-- START --

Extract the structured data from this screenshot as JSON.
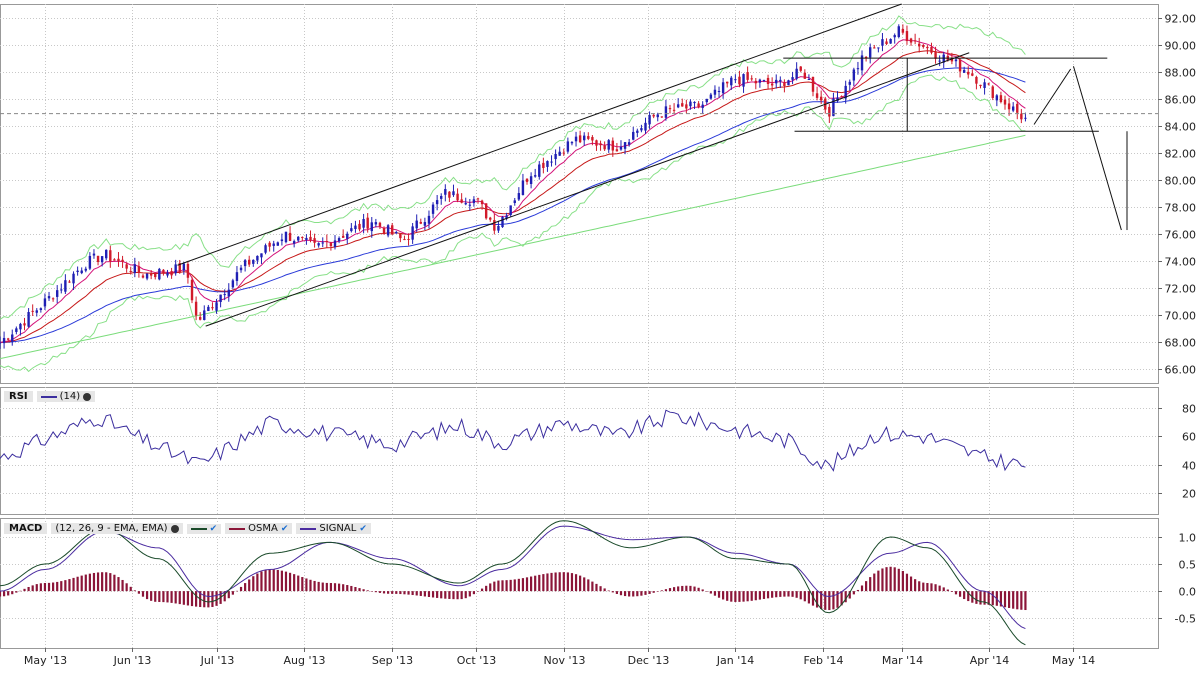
{
  "price_panel": {
    "y_ticks": [
      "92.00",
      "90.00",
      "88.00",
      "86.00",
      "84.00",
      "82.00",
      "80.00",
      "78.00",
      "76.00",
      "74.00",
      "72.00",
      "70.00",
      "68.00",
      "66.00"
    ],
    "y_range": [
      65,
      93
    ],
    "reference_level": 84.9
  },
  "rsi_panel": {
    "legend": {
      "title": "RSI",
      "period": "(14)"
    },
    "y_ticks": [
      "80",
      "60",
      "40",
      "20"
    ],
    "y_range": [
      5,
      95
    ],
    "line_color": "#3b2e9e"
  },
  "macd_panel": {
    "legend": {
      "title": "MACD",
      "params": "(12, 26, 9 - EMA, EMA)",
      "osma_label": "OSMA",
      "signal_label": "SIGNAL"
    },
    "y_ticks": [
      "1.0",
      "0.5",
      "0.0",
      "-0.5"
    ],
    "y_range": [
      -1.05,
      1.35
    ],
    "colors": {
      "macd": "#1a4a2a",
      "osma": "#8b1538",
      "signal": "#4b2ca0"
    }
  },
  "x_axis": {
    "labels": [
      "May '13",
      "Jun '13",
      "Jul '13",
      "Aug '13",
      "Sep '13",
      "Oct '13",
      "Nov '13",
      "Dec '13",
      "Jan '14",
      "Feb '14",
      "Mar '14",
      "Apr '14",
      "May '14"
    ]
  },
  "colors": {
    "up_candle": "#1f1fb4",
    "down_candle": "#d11a2a",
    "ema_fast": "#d4147a",
    "ema_mid": "#c61818",
    "ema_slow": "#2a3ad8",
    "bollinger": "#88e088",
    "ma_long": "#7bdc7b",
    "trendlines": "#111111",
    "grid": "#c8c8c8"
  },
  "chart_data": [
    {
      "type": "candlestick",
      "title": "",
      "x": [
        "2013-04-15",
        "2013-05-01",
        "2013-05-15",
        "2013-05-22",
        "2013-06-05",
        "2013-06-20",
        "2013-06-24",
        "2013-07-10",
        "2013-07-25",
        "2013-08-05",
        "2013-08-25",
        "2013-09-05",
        "2013-09-20",
        "2013-10-01",
        "2013-10-08",
        "2013-10-20",
        "2013-11-05",
        "2013-11-20",
        "2013-12-05",
        "2013-12-20",
        "2014-01-01",
        "2014-01-15",
        "2014-01-25",
        "2014-02-03",
        "2014-02-15",
        "2014-02-28",
        "2014-03-12",
        "2014-03-25",
        "2014-04-05",
        "2014-04-15"
      ],
      "close": [
        68.0,
        71.0,
        73.8,
        74.5,
        73.0,
        73.5,
        69.5,
        73.5,
        76.0,
        75.0,
        77.0,
        75.5,
        79.0,
        78.5,
        76.5,
        80.5,
        83.0,
        82.5,
        85.0,
        85.5,
        87.5,
        87.0,
        88.0,
        85.0,
        89.0,
        91.0,
        89.5,
        88.0,
        86.0,
        84.3
      ],
      "ma_long_start": 66.8,
      "ma_long_end": 83.3,
      "ylim": [
        65,
        93
      ]
    },
    {
      "type": "line",
      "title": "RSI (14)",
      "x": [
        "2013-04-15",
        "2013-05-01",
        "2013-05-20",
        "2013-06-05",
        "2013-06-25",
        "2013-07-20",
        "2013-08-10",
        "2013-09-01",
        "2013-09-25",
        "2013-10-10",
        "2013-11-01",
        "2013-11-20",
        "2013-12-10",
        "2014-01-01",
        "2014-01-20",
        "2014-02-03",
        "2014-02-20",
        "2014-03-10",
        "2014-03-30",
        "2014-04-15"
      ],
      "values": [
        45,
        58,
        74,
        57,
        40,
        70,
        62,
        54,
        68,
        55,
        70,
        60,
        75,
        65,
        57,
        38,
        62,
        60,
        45,
        39
      ],
      "ylim": [
        5,
        95
      ]
    },
    {
      "type": "line",
      "title": "MACD (12, 26, 9 - EMA, EMA)",
      "x": [
        "2013-04-15",
        "2013-05-01",
        "2013-05-22",
        "2013-06-10",
        "2013-06-28",
        "2013-07-20",
        "2013-08-10",
        "2013-09-01",
        "2013-09-25",
        "2013-10-10",
        "2013-11-01",
        "2013-11-25",
        "2013-12-15",
        "2014-01-01",
        "2014-01-20",
        "2014-02-03",
        "2014-02-25",
        "2014-03-10",
        "2014-03-30",
        "2014-04-15"
      ],
      "series": [
        {
          "name": "MACD",
          "values": [
            0.1,
            0.5,
            1.15,
            0.6,
            -0.2,
            0.7,
            0.9,
            0.5,
            0.15,
            0.5,
            1.3,
            0.8,
            1.0,
            0.6,
            0.5,
            -0.4,
            1.0,
            0.8,
            -0.2,
            -1.0
          ]
        },
        {
          "name": "SIGNAL",
          "values": [
            0.0,
            0.4,
            1.1,
            0.8,
            -0.1,
            0.4,
            0.9,
            0.6,
            0.1,
            0.4,
            1.2,
            0.95,
            1.0,
            0.7,
            0.5,
            -0.1,
            0.7,
            0.9,
            0.0,
            -0.7
          ]
        },
        {
          "name": "OSMA",
          "values": [
            -0.1,
            0.15,
            0.35,
            -0.2,
            -0.3,
            0.4,
            0.15,
            -0.05,
            -0.15,
            0.2,
            0.35,
            -0.1,
            0.1,
            -0.2,
            -0.1,
            -0.35,
            0.45,
            0.15,
            -0.25,
            -0.35
          ]
        }
      ],
      "ylim": [
        -1.05,
        1.35
      ]
    }
  ]
}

-- END --

**THE EXERCISE**
Reproduce the material above verbatim; omit every picture.

**THE ANSWER**
Extract the structured data from this screenshot as JSON.
{
  "price_panel": {
    "y_ticks": [
      "92.00",
      "90.00",
      "88.00",
      "86.00",
      "84.00",
      "82.00",
      "80.00",
      "78.00",
      "76.00",
      "74.00",
      "72.00",
      "70.00",
      "68.00",
      "66.00"
    ],
    "y_range": [
      65,
      93
    ],
    "reference_level": 84.9
  },
  "rsi_panel": {
    "legend": {
      "title": "RSI",
      "period": "(14)"
    },
    "y_ticks": [
      "80",
      "60",
      "40",
      "20"
    ],
    "y_range": [
      5,
      95
    ],
    "line_color": "#3b2e9e"
  },
  "macd_panel": {
    "legend": {
      "title": "MACD",
      "params": "(12, 26, 9 - EMA, EMA)",
      "osma_label": "OSMA",
      "signal_label": "SIGNAL"
    },
    "y_ticks": [
      "1.0",
      "0.5",
      "0.0",
      "-0.5"
    ],
    "y_range": [
      -1.05,
      1.35
    ],
    "colors": {
      "macd": "#1a4a2a",
      "osma": "#8b1538",
      "signal": "#4b2ca0"
    }
  },
  "x_axis": {
    "labels": [
      "May '13",
      "Jun '13",
      "Jul '13",
      "Aug '13",
      "Sep '13",
      "Oct '13",
      "Nov '13",
      "Dec '13",
      "Jan '14",
      "Feb '14",
      "Mar '14",
      "Apr '14",
      "May '14"
    ]
  },
  "colors": {
    "up_candle": "#1f1fb4",
    "down_candle": "#d11a2a",
    "ema_fast": "#d4147a",
    "ema_mid": "#c61818",
    "ema_slow": "#2a3ad8",
    "bollinger": "#88e088",
    "ma_long": "#7bdc7b",
    "trendlines": "#111111",
    "grid": "#c8c8c8"
  },
  "chart_data": [
    {
      "type": "candlestick",
      "title": "",
      "x": [
        "2013-04-15",
        "2013-05-01",
        "2013-05-15",
        "2013-05-22",
        "2013-06-05",
        "2013-06-20",
        "2013-06-24",
        "2013-07-10",
        "2013-07-25",
        "2013-08-05",
        "2013-08-25",
        "2013-09-05",
        "2013-09-20",
        "2013-10-01",
        "2013-10-08",
        "2013-10-20",
        "2013-11-05",
        "2013-11-20",
        "2013-12-05",
        "2013-12-20",
        "2014-01-01",
        "2014-01-15",
        "2014-01-25",
        "2014-02-03",
        "2014-02-15",
        "2014-02-28",
        "2014-03-12",
        "2014-03-25",
        "2014-04-05",
        "2014-04-15"
      ],
      "close": [
        68.0,
        71.0,
        73.8,
        74.5,
        73.0,
        73.5,
        69.5,
        73.5,
        76.0,
        75.0,
        77.0,
        75.5,
        79.0,
        78.5,
        76.5,
        80.5,
        83.0,
        82.5,
        85.0,
        85.5,
        87.5,
        87.0,
        88.0,
        85.0,
        89.0,
        91.0,
        89.5,
        88.0,
        86.0,
        84.3
      ],
      "ma_long_start": 66.8,
      "ma_long_end": 83.3,
      "ylim": [
        65,
        93
      ]
    },
    {
      "type": "line",
      "title": "RSI (14)",
      "x": [
        "2013-04-15",
        "2013-05-01",
        "2013-05-20",
        "2013-06-05",
        "2013-06-25",
        "2013-07-20",
        "2013-08-10",
        "2013-09-01",
        "2013-09-25",
        "2013-10-10",
        "2013-11-01",
        "2013-11-20",
        "2013-12-10",
        "2014-01-01",
        "2014-01-20",
        "2014-02-03",
        "2014-02-20",
        "2014-03-10",
        "2014-03-30",
        "2014-04-15"
      ],
      "values": [
        45,
        58,
        74,
        57,
        40,
        70,
        62,
        54,
        68,
        55,
        70,
        60,
        75,
        65,
        57,
        38,
        62,
        60,
        45,
        39
      ],
      "ylim": [
        5,
        95
      ]
    },
    {
      "type": "line",
      "title": "MACD (12, 26, 9 - EMA, EMA)",
      "x": [
        "2013-04-15",
        "2013-05-01",
        "2013-05-22",
        "2013-06-10",
        "2013-06-28",
        "2013-07-20",
        "2013-08-10",
        "2013-09-01",
        "2013-09-25",
        "2013-10-10",
        "2013-11-01",
        "2013-11-25",
        "2013-12-15",
        "2014-01-01",
        "2014-01-20",
        "2014-02-03",
        "2014-02-25",
        "2014-03-10",
        "2014-03-30",
        "2014-04-15"
      ],
      "series": [
        {
          "name": "MACD",
          "values": [
            0.1,
            0.5,
            1.15,
            0.6,
            -0.2,
            0.7,
            0.9,
            0.5,
            0.15,
            0.5,
            1.3,
            0.8,
            1.0,
            0.6,
            0.5,
            -0.4,
            1.0,
            0.8,
            -0.2,
            -1.0
          ]
        },
        {
          "name": "SIGNAL",
          "values": [
            0.0,
            0.4,
            1.1,
            0.8,
            -0.1,
            0.4,
            0.9,
            0.6,
            0.1,
            0.4,
            1.2,
            0.95,
            1.0,
            0.7,
            0.5,
            -0.1,
            0.7,
            0.9,
            0.0,
            -0.7
          ]
        },
        {
          "name": "OSMA",
          "values": [
            -0.1,
            0.15,
            0.35,
            -0.2,
            -0.3,
            0.4,
            0.15,
            -0.05,
            -0.15,
            0.2,
            0.35,
            -0.1,
            0.1,
            -0.2,
            -0.1,
            -0.35,
            0.45,
            0.15,
            -0.25,
            -0.35
          ]
        }
      ],
      "ylim": [
        -1.05,
        1.35
      ]
    }
  ]
}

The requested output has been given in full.